> _What is asked_: What you return should match every record exactly, with the images removed.

> _Data for the task_:
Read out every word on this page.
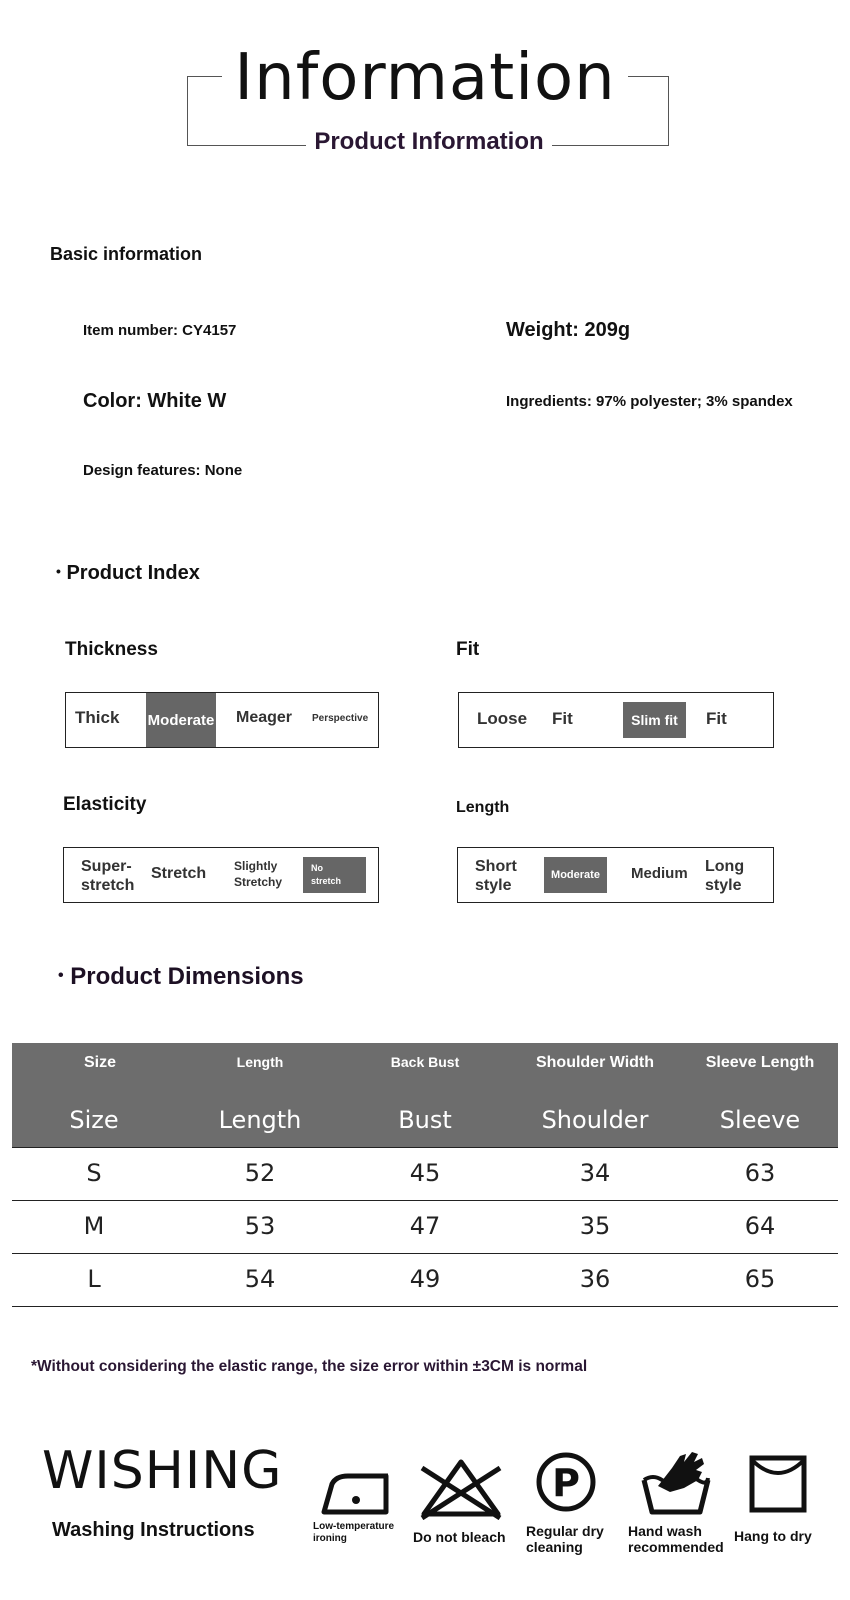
Information
Product Information
Basic information
Item number: CY4157	Weight: 209g
Color: White W	Ingredients: 97% polyester; 3% spandex
Design features: None
• Product Index
Thickness
Thick Moderate Meager Perspective
Fit
Loose Fit	Slim fit	Fit
Elasticity
Super-
stretch
Stretch Slightly
Stretchy
No
stretch
Length
Short
style
Moderate	Medium Long
style
• Product Dimensions
Size	Length	Back Bust	Shoulder Width	Sleeve Length
Size	Length	Bust	Shoulder	Sleeve
S	52	45	34	63
M	53	47	35	64
L	54	49	36	65
*Without considering the elastic range, the size error within ±3CM is normal
WISHING
Washing Instructions	Low-temperature
ironing	Do not bleach
P
Regular dry
cleaning
Hand wash
recommended
Hang to dry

> _Exercise result_:
Read out every word on this page.
Information
Product Information
Basic information
Item number: CY4157	Weight: 209g
Color: White W	Ingredients: 97% polyester; 3% spandex
Design features: None
• Product Index
Thickness
Thick Moderate Meager Perspective
Fit
Loose Fit	Slim fit	Fit
Elasticity
Super-
stretch
Stretch Slightly
Stretchy
No
stretch
Length
Short
style
Moderate	Medium Long
style
• Product Dimensions
Size	Length	Back Bust	Shoulder Width	Sleeve Length
Size	Length	Bust	Shoulder	Sleeve
S	52	45	34	63
M	53	47	35	64
L	54	49	36	65
*Without considering the elastic range, the size error within ±3CM is normal
WISHING
Washing Instructions	Low-temperature
ironing	Do not bleach
P
Regular dry
cleaning
Hand wash
recommended
Hang to dry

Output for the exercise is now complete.